_Exercise materials_.
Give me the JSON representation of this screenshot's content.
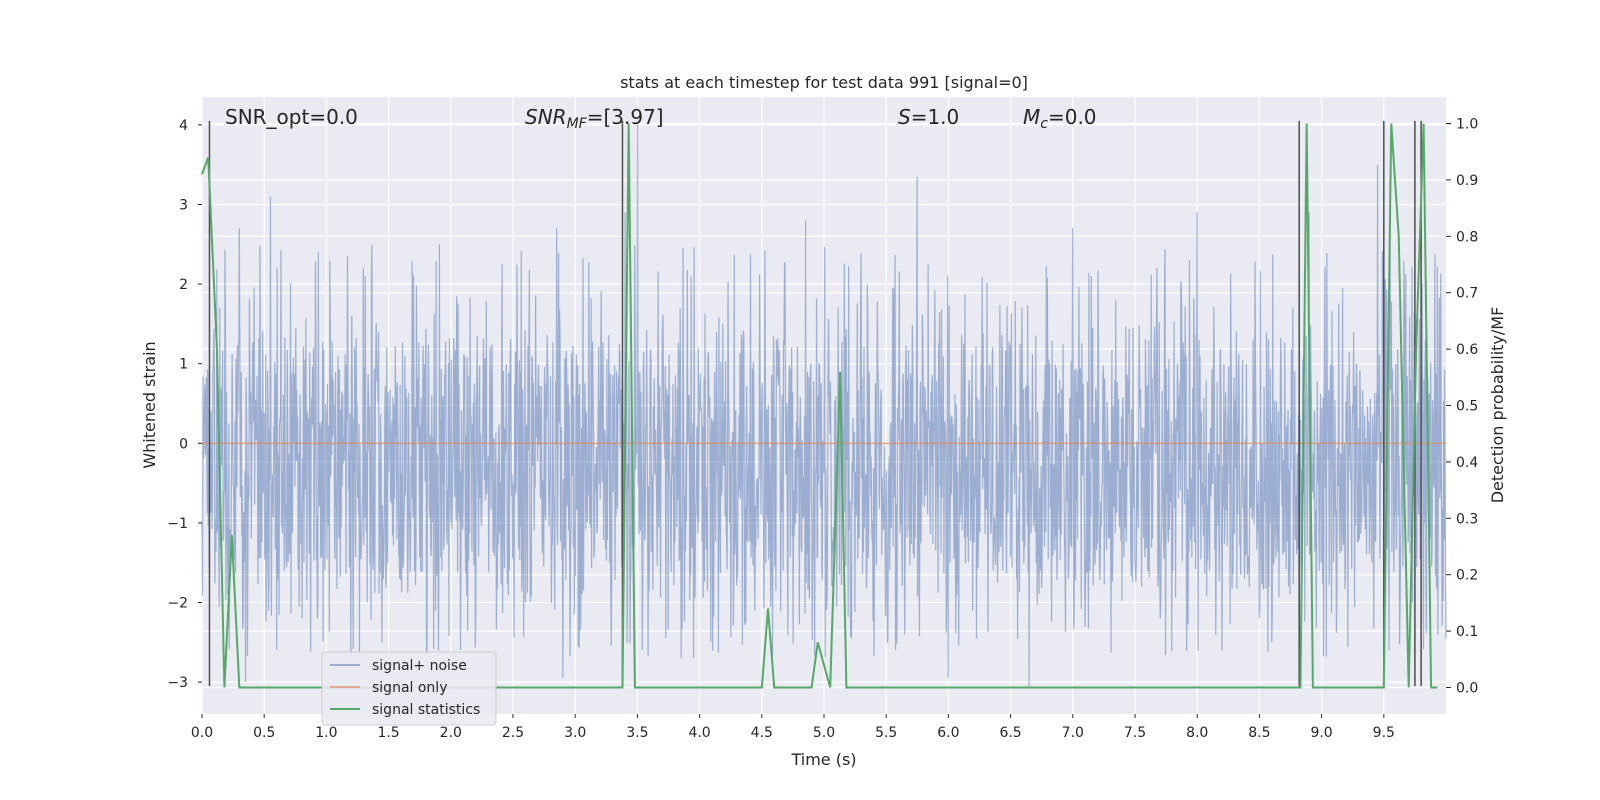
{
  "chart_data": {
    "type": "line",
    "title": "stats at each timestep for test data 991 [signal=0]",
    "xlabel": "Time (s)",
    "ylabel": "Whitened strain",
    "y2label": "Detection probability/MF",
    "xlim": [
      0.0,
      10.0
    ],
    "ylim": [
      -3.4,
      4.35
    ],
    "y2lim": [
      -0.047,
      1.047
    ],
    "xticks": [
      0.0,
      0.5,
      1.0,
      1.5,
      2.0,
      2.5,
      3.0,
      3.5,
      4.0,
      4.5,
      5.0,
      5.5,
      6.0,
      6.5,
      7.0,
      7.5,
      8.0,
      8.5,
      9.0,
      9.5
    ],
    "xtick_labels": [
      "0.0",
      "0.5",
      "1.0",
      "1.5",
      "2.0",
      "2.5",
      "3.0",
      "3.5",
      "4.0",
      "4.5",
      "5.0",
      "5.5",
      "6.0",
      "6.5",
      "7.0",
      "7.5",
      "8.0",
      "8.5",
      "9.0",
      "9.5"
    ],
    "yticks": [
      -3,
      -2,
      -1,
      0,
      1,
      2,
      3,
      4
    ],
    "ytick_labels": [
      "−3",
      "−2",
      "−1",
      "0",
      "1",
      "2",
      "3",
      "4"
    ],
    "y2ticks": [
      0.0,
      0.1,
      0.2,
      0.3,
      0.4,
      0.5,
      0.6,
      0.7,
      0.8,
      0.9,
      1.0
    ],
    "y2tick_labels": [
      "0.0",
      "0.1",
      "0.2",
      "0.3",
      "0.4",
      "0.5",
      "0.6",
      "0.7",
      "0.8",
      "0.9",
      "1.0"
    ],
    "grid": true,
    "legend_position": "lower-left",
    "annotations": {
      "snr_opt": "SNR_opt=0.0",
      "snr_mf_label": "SNR",
      "snr_mf_sub": "MF",
      "snr_mf_value": "=[3.97]",
      "s_symbol": "S",
      "s_value": "=1.0",
      "mc_symbol": "M",
      "mc_sub": "c",
      "mc_value": "=0.0"
    },
    "series": [
      {
        "name": "signal+ noise",
        "color": "#4c72b0",
        "description_values": {
          "duration": 10.0,
          "typical_band": [
            -1.7,
            1.2
          ],
          "peak_spikes": [
            {
              "x": 0.55,
              "y": 3.1
            },
            {
              "x": 0.3,
              "y": 2.7
            },
            {
              "x": 3.5,
              "y": 4.0
            },
            {
              "x": 5.75,
              "y": 3.35
            },
            {
              "x": 9.45,
              "y": 3.5
            },
            {
              "x": 9.55,
              "y": 3.3
            },
            {
              "x": 3.4,
              "y": 2.9
            },
            {
              "x": 2.85,
              "y": 2.7
            },
            {
              "x": 4.85,
              "y": 2.8
            },
            {
              "x": 7.0,
              "y": 2.7
            },
            {
              "x": 8.0,
              "y": 2.9
            },
            {
              "x": 8.9,
              "y": 2.9
            }
          ],
          "trough_spikes": [
            {
              "x": 0.35,
              "y": -3.0
            },
            {
              "x": 1.9,
              "y": -2.6
            },
            {
              "x": 2.9,
              "y": -2.95
            },
            {
              "x": 6.0,
              "y": -2.95
            },
            {
              "x": 6.65,
              "y": -3.05
            },
            {
              "x": 3.85,
              "y": -2.7
            },
            {
              "x": 5.65,
              "y": -2.4
            },
            {
              "x": 8.2,
              "y": -2.6
            },
            {
              "x": 8.6,
              "y": -2.5
            }
          ]
        }
      },
      {
        "name": "signal only",
        "color": "#dd8452",
        "x": [
          0.0,
          10.0
        ],
        "y": [
          0.0,
          0.0
        ]
      },
      {
        "name": "signal statistics",
        "color": "#55a868",
        "axis": "right",
        "x": [
          0.0,
          0.05,
          0.12,
          0.18,
          0.24,
          0.3,
          3.38,
          3.43,
          3.48,
          4.5,
          4.55,
          4.6,
          4.9,
          4.95,
          5.05,
          5.13,
          5.18,
          8.83,
          8.88,
          8.93,
          9.5,
          9.56,
          9.62,
          9.7,
          9.76,
          9.82,
          9.88,
          9.93
        ],
        "y": [
          0.91,
          0.94,
          0.6,
          0.0,
          0.27,
          0.0,
          0.0,
          1.0,
          0.0,
          0.0,
          0.14,
          0.0,
          0.0,
          0.08,
          0.0,
          0.56,
          0.0,
          0.0,
          1.0,
          0.0,
          0.0,
          1.0,
          0.8,
          0.0,
          0.6,
          1.0,
          0.0,
          0.0
        ]
      },
      {
        "name": "",
        "color": "#4d4d4d",
        "kind": "vertical-markers",
        "x": [
          0.06,
          3.38,
          8.82,
          9.5,
          9.75,
          9.8
        ]
      }
    ]
  }
}
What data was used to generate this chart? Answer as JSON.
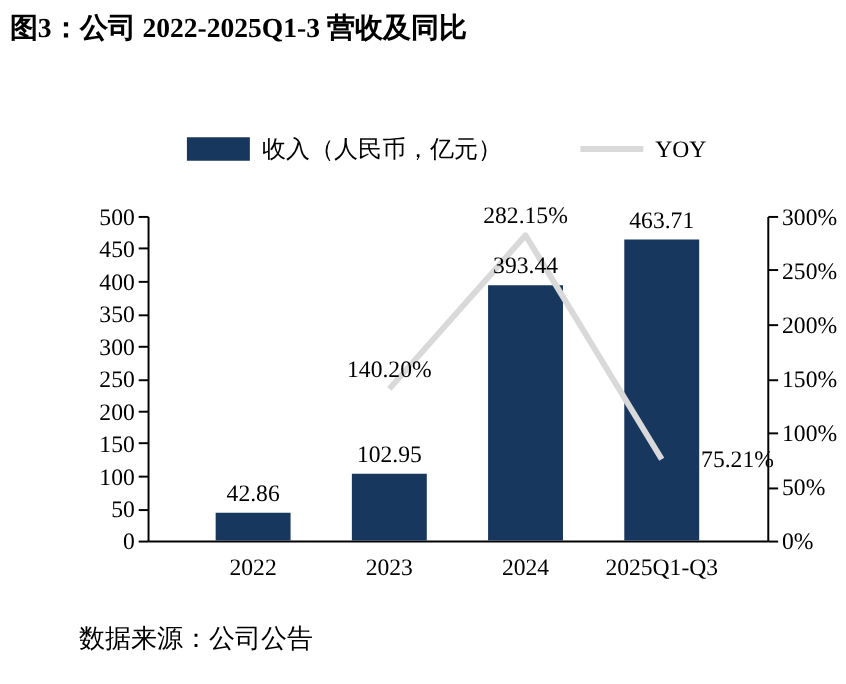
{
  "chart_data": {
    "type": "bar",
    "title": "图3：公司 2022-2025Q1-3 营收及同比",
    "categories": [
      "2022",
      "2023",
      "2024",
      "2025Q1-Q3"
    ],
    "series": [
      {
        "name": "收入（人民币，亿元）",
        "color": "#17375e",
        "values": [
          42.86,
          102.95,
          393.44,
          463.71
        ],
        "value_labels": [
          "42.86",
          "102.95",
          "393.44",
          "463.71"
        ]
      },
      {
        "name": "YOY",
        "type": "line",
        "axis": "y2",
        "color": "#d9d9d9",
        "values": [
          null,
          140.2,
          282.15,
          75.21
        ],
        "value_labels": [
          null,
          "140.20%",
          "282.15%",
          "75.21%"
        ]
      }
    ],
    "ylim": [
      0,
      500
    ],
    "yticks": [
      0,
      50,
      100,
      150,
      200,
      250,
      300,
      350,
      400,
      450,
      500
    ],
    "y2lim": [
      0,
      300
    ],
    "y2ticks": [
      {
        "value": 0,
        "label": "0%"
      },
      {
        "value": 50,
        "label": "50%"
      },
      {
        "value": 100,
        "label": "100%"
      },
      {
        "value": 150,
        "label": "150%"
      },
      {
        "value": 200,
        "label": "200%"
      },
      {
        "value": 250,
        "label": "250%"
      },
      {
        "value": 300,
        "label": "300%"
      }
    ],
    "grid": false,
    "legend": "top",
    "marker": "none",
    "annotations": [
      "数据来源：公司公告"
    ]
  }
}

_Given problem_. Make an exact copy of the records above, with the pictures left out.

_Task output_.
Give me the JSON representation of this screenshot's content.
{
  "chart_data": {
    "type": "line",
    "title": "stats at each timestep for test data 991 [signal=0]",
    "xlabel": "Time (s)",
    "ylabel": "Whitened strain",
    "y2label": "Detection probability/MF",
    "xlim": [
      0.0,
      10.0
    ],
    "ylim": [
      -3.4,
      4.35
    ],
    "y2lim": [
      -0.047,
      1.047
    ],
    "xticks": [
      0.0,
      0.5,
      1.0,
      1.5,
      2.0,
      2.5,
      3.0,
      3.5,
      4.0,
      4.5,
      5.0,
      5.5,
      6.0,
      6.5,
      7.0,
      7.5,
      8.0,
      8.5,
      9.0,
      9.5
    ],
    "xtick_labels": [
      "0.0",
      "0.5",
      "1.0",
      "1.5",
      "2.0",
      "2.5",
      "3.0",
      "3.5",
      "4.0",
      "4.5",
      "5.0",
      "5.5",
      "6.0",
      "6.5",
      "7.0",
      "7.5",
      "8.0",
      "8.5",
      "9.0",
      "9.5"
    ],
    "yticks": [
      -3,
      -2,
      -1,
      0,
      1,
      2,
      3,
      4
    ],
    "ytick_labels": [
      "−3",
      "−2",
      "−1",
      "0",
      "1",
      "2",
      "3",
      "4"
    ],
    "y2ticks": [
      0.0,
      0.1,
      0.2,
      0.3,
      0.4,
      0.5,
      0.6,
      0.7,
      0.8,
      0.9,
      1.0
    ],
    "y2tick_labels": [
      "0.0",
      "0.1",
      "0.2",
      "0.3",
      "0.4",
      "0.5",
      "0.6",
      "0.7",
      "0.8",
      "0.9",
      "1.0"
    ],
    "grid": true,
    "legend_position": "lower-left",
    "annotations": {
      "snr_opt": "SNR_opt=0.0",
      "snr_mf_label": "SNR",
      "snr_mf_sub": "MF",
      "snr_mf_value": "=[3.97]",
      "s_symbol": "S",
      "s_value": "=1.0",
      "mc_symbol": "M",
      "mc_sub": "c",
      "mc_value": "=0.0"
    },
    "series": [
      {
        "name": "signal+ noise",
        "color": "#4c72b0",
        "description_values": {
          "duration": 10.0,
          "typical_band": [
            -1.7,
            1.2
          ],
          "peak_spikes": [
            {
              "x": 0.55,
              "y": 3.1
            },
            {
              "x": 0.3,
              "y": 2.7
            },
            {
              "x": 3.5,
              "y": 4.0
            },
            {
              "x": 5.75,
              "y": 3.35
            },
            {
              "x": 9.45,
              "y": 3.5
            },
            {
              "x": 9.55,
              "y": 3.3
            },
            {
              "x": 3.4,
              "y": 2.9
            },
            {
              "x": 2.85,
              "y": 2.7
            },
            {
              "x": 4.85,
              "y": 2.8
            },
            {
              "x": 7.0,
              "y": 2.7
            },
            {
              "x": 8.0,
              "y": 2.9
            },
            {
              "x": 8.9,
              "y": 2.9
            }
          ],
          "trough_spikes": [
            {
              "x": 0.35,
              "y": -3.0
            },
            {
              "x": 1.9,
              "y": -2.6
            },
            {
              "x": 2.9,
              "y": -2.95
            },
            {
              "x": 6.0,
              "y": -2.95
            },
            {
              "x": 6.65,
              "y": -3.05
            },
            {
              "x": 3.85,
              "y": -2.7
            },
            {
              "x": 5.65,
              "y": -2.4
            },
            {
              "x": 8.2,
              "y": -2.6
            },
            {
              "x": 8.6,
              "y": -2.5
            }
          ]
        }
      },
      {
        "name": "signal only",
        "color": "#dd8452",
        "x": [
          0.0,
          10.0
        ],
        "y": [
          0.0,
          0.0
        ]
      },
      {
        "name": "signal statistics",
        "color": "#55a868",
        "axis": "right",
        "x": [
          0.0,
          0.05,
          0.12,
          0.18,
          0.24,
          0.3,
          3.38,
          3.43,
          3.48,
          4.5,
          4.55,
          4.6,
          4.9,
          4.95,
          5.05,
          5.13,
          5.18,
          8.83,
          8.88,
          8.93,
          9.5,
          9.56,
          9.62,
          9.7,
          9.76,
          9.82,
          9.88,
          9.93
        ],
        "y": [
          0.91,
          0.94,
          0.6,
          0.0,
          0.27,
          0.0,
          0.0,
          1.0,
          0.0,
          0.0,
          0.14,
          0.0,
          0.0,
          0.08,
          0.0,
          0.56,
          0.0,
          0.0,
          1.0,
          0.0,
          0.0,
          1.0,
          0.8,
          0.0,
          0.6,
          1.0,
          0.0,
          0.0
        ]
      },
      {
        "name": "",
        "color": "#4d4d4d",
        "kind": "vertical-markers",
        "x": [
          0.06,
          3.38,
          8.82,
          9.5,
          9.75,
          9.8
        ]
      }
    ]
  }
}
What data was used to generate this chart? Answer as JSON.
{
  "chart_data": {
    "type": "bar",
    "title": "图3：公司 2022-2025Q1-3 营收及同比",
    "categories": [
      "2022",
      "2023",
      "2024",
      "2025Q1-Q3"
    ],
    "series": [
      {
        "name": "收入（人民币，亿元）",
        "color": "#17375e",
        "values": [
          42.86,
          102.95,
          393.44,
          463.71
        ],
        "value_labels": [
          "42.86",
          "102.95",
          "393.44",
          "463.71"
        ]
      },
      {
        "name": "YOY",
        "type": "line",
        "axis": "y2",
        "color": "#d9d9d9",
        "values": [
          null,
          140.2,
          282.15,
          75.21
        ],
        "value_labels": [
          null,
          "140.20%",
          "282.15%",
          "75.21%"
        ]
      }
    ],
    "ylim": [
      0,
      500
    ],
    "yticks": [
      0,
      50,
      100,
      150,
      200,
      250,
      300,
      350,
      400,
      450,
      500
    ],
    "y2lim": [
      0,
      300
    ],
    "y2ticks": [
      {
        "value": 0,
        "label": "0%"
      },
      {
        "value": 50,
        "label": "50%"
      },
      {
        "value": 100,
        "label": "100%"
      },
      {
        "value": 150,
        "label": "150%"
      },
      {
        "value": 200,
        "label": "200%"
      },
      {
        "value": 250,
        "label": "250%"
      },
      {
        "value": 300,
        "label": "300%"
      }
    ],
    "grid": false,
    "legend": "top",
    "marker": "none",
    "annotations": [
      "数据来源：公司公告"
    ]
  }
}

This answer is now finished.